(INFORMATION GIVEN):
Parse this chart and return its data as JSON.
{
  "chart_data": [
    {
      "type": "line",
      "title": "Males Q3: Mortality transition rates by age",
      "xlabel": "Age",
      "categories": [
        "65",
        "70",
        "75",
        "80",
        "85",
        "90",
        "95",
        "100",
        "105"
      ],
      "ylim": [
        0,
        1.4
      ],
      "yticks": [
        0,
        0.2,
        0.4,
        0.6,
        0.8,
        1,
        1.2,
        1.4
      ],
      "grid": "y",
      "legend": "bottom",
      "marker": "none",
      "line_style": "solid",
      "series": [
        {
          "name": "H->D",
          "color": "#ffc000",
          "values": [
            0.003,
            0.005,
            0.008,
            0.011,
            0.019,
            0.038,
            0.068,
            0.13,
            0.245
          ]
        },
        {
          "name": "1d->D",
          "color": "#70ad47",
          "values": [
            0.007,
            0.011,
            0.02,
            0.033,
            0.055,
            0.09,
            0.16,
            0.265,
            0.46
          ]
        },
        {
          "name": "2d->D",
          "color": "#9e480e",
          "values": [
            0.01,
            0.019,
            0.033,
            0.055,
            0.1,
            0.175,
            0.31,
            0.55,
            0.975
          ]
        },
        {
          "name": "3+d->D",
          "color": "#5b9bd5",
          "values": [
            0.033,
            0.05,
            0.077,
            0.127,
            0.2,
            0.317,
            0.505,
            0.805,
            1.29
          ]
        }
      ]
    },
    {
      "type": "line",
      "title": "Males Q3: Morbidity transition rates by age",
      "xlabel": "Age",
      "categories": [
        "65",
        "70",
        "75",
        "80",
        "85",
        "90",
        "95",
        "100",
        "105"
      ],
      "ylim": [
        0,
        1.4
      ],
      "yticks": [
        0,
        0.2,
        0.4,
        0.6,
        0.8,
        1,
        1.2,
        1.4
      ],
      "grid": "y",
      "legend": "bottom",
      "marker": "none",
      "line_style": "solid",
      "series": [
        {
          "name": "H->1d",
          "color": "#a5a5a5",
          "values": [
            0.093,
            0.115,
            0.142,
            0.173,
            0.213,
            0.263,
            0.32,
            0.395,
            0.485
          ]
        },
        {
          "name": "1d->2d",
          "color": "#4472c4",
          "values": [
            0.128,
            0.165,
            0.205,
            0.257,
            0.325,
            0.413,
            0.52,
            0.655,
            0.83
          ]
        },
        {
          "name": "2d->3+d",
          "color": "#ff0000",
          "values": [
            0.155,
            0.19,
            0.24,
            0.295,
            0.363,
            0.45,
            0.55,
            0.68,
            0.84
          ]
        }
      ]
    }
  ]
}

(TASK DESCRIPTION):
From the records above, pick out and copy each line holding the word "name".

(OUTPUT OF THE TASK):
          "name": "H->D",
          "name": "1d->D",
          "name": "2d->D",
          "name": "3+d->D",
          "name": "H->1d",
          "name": "1d->2d",
          "name": "2d->3+d",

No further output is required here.